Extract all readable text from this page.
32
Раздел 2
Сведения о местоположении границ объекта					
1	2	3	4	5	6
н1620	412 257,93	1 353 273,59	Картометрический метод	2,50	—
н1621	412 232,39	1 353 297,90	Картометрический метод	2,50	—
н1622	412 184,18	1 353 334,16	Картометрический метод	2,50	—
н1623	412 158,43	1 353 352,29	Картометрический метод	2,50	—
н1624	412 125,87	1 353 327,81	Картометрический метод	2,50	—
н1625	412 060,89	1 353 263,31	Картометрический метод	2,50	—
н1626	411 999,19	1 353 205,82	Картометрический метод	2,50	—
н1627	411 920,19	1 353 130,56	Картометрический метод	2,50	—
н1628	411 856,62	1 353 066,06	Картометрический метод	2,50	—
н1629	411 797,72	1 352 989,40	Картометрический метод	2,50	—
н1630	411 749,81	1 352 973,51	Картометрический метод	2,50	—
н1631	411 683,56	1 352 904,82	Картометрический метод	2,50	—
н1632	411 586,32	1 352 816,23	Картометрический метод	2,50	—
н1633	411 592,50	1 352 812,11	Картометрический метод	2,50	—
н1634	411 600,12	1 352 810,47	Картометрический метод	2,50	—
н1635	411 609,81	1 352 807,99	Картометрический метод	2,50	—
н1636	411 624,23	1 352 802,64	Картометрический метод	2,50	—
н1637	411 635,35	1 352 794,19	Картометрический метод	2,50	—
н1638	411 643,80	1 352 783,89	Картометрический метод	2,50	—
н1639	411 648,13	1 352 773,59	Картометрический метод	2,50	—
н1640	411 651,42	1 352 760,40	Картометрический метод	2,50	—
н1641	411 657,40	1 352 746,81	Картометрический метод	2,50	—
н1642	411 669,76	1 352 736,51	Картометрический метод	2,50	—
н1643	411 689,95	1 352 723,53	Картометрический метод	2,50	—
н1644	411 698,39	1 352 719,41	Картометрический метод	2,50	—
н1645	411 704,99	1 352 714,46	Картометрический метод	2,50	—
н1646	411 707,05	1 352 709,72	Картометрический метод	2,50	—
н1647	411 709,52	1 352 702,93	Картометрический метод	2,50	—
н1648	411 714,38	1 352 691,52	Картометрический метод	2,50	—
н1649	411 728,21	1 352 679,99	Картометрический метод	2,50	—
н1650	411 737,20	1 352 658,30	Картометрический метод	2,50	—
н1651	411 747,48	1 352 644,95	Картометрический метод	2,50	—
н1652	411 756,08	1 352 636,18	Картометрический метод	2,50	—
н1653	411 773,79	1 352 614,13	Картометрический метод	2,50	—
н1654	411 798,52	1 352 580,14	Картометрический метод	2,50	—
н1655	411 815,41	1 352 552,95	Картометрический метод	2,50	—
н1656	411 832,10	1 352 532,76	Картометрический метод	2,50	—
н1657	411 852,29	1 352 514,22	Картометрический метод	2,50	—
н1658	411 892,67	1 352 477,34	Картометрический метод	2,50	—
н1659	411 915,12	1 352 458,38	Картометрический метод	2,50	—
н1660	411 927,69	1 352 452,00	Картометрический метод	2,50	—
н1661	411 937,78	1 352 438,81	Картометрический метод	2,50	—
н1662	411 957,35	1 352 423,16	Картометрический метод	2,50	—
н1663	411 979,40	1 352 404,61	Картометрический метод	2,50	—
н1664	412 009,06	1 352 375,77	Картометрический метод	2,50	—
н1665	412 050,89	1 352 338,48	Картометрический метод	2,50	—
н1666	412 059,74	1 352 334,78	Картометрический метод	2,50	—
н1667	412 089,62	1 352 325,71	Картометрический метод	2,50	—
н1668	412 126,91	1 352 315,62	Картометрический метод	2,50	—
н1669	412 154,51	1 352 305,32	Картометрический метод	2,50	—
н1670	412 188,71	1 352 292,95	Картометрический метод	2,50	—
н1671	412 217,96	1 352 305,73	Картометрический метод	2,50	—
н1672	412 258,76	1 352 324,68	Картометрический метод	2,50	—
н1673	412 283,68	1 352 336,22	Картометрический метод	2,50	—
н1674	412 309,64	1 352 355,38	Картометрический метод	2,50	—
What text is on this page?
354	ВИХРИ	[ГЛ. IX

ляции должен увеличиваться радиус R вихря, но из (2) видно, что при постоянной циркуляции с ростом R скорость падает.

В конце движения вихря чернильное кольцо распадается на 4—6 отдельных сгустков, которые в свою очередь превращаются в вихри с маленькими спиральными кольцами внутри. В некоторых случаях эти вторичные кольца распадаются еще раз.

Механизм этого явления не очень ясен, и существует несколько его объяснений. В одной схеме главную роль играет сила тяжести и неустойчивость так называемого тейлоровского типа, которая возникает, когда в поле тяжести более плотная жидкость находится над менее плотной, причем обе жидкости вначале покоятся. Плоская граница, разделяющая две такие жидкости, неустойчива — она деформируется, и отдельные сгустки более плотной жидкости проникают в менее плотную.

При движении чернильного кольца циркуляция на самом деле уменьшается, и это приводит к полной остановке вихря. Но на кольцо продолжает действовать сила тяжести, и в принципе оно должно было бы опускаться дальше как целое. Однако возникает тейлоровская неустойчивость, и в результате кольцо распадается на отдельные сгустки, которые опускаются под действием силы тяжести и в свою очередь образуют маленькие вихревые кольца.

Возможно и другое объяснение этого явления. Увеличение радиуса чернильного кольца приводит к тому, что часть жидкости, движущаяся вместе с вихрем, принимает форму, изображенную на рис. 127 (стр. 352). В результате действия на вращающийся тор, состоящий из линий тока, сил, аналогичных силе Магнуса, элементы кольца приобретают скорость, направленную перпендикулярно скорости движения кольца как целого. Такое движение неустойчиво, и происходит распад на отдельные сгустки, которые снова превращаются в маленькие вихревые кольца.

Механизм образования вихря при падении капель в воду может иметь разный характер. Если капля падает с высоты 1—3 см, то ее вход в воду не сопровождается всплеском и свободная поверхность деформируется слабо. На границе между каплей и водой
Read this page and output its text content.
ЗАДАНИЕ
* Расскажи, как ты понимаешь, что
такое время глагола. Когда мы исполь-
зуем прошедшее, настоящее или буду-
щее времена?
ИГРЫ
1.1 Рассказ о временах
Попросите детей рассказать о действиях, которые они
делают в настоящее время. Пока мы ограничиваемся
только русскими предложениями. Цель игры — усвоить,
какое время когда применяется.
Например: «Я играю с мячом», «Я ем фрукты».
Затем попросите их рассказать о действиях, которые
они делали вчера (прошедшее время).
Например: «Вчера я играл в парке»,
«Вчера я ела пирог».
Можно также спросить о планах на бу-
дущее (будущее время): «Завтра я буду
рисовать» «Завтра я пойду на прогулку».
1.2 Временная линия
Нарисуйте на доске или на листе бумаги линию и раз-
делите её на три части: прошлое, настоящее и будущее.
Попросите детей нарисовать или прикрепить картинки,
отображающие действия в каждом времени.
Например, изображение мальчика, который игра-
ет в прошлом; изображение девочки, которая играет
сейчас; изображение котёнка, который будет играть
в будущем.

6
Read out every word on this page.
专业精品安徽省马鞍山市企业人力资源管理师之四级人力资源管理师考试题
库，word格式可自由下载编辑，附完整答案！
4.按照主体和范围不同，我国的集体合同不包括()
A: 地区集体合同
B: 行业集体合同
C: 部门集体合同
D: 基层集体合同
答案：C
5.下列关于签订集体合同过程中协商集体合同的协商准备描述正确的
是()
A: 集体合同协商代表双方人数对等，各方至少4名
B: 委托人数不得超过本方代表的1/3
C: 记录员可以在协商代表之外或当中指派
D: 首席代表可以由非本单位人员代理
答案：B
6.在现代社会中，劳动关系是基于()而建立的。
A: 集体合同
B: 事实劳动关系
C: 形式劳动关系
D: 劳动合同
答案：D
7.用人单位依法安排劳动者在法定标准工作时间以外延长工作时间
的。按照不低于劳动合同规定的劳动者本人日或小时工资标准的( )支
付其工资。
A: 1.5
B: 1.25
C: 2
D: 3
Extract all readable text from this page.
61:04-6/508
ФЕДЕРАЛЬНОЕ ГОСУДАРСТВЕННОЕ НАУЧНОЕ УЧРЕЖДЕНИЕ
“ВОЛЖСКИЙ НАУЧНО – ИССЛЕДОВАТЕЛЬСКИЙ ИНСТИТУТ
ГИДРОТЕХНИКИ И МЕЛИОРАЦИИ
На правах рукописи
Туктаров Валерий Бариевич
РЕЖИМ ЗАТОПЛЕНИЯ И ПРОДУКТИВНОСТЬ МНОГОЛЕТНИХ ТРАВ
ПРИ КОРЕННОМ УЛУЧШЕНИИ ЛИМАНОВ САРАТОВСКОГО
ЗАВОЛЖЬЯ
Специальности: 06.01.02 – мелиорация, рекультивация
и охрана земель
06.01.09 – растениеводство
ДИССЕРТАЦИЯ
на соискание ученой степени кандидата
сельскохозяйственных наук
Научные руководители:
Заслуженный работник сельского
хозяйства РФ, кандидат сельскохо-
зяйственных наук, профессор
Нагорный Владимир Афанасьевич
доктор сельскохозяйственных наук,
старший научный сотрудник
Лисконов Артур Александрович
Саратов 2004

================

## Objective
Extract all lines containing the word "действиях".

## Exercise answer
Попросите детей рассказать о действиях, которые они
Затем попросите их рассказать о действиях, которые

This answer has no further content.